(Lines of data)
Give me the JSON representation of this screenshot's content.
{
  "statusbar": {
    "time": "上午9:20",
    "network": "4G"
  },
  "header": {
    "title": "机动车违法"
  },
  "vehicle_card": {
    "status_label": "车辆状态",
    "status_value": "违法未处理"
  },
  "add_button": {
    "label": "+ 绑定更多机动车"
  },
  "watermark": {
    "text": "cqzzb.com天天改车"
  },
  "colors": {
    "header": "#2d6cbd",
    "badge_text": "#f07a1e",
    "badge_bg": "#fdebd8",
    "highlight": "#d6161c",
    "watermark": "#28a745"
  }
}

### AIM
Every entry should be printed again exactly as written.

### COMPLETED EXERCISE
Give me the JSON representation of this screenshot's content.
{
  "statusbar": {
    "time": "上午9:20",
    "network": "4G"
  },
  "header": {
    "title": "机动车违法"
  },
  "vehicle_card": {
    "status_label": "车辆状态",
    "status_value": "违法未处理"
  },
  "add_button": {
    "label": "+ 绑定更多机动车"
  },
  "watermark": {
    "text": "cqzzb.com天天改车"
  },
  "colors": {
    "header": "#2d6cbd",
    "badge_text": "#f07a1e",
    "badge_bg": "#fdebd8",
    "highlight": "#d6161c",
    "watermark": "#28a745"
  }
}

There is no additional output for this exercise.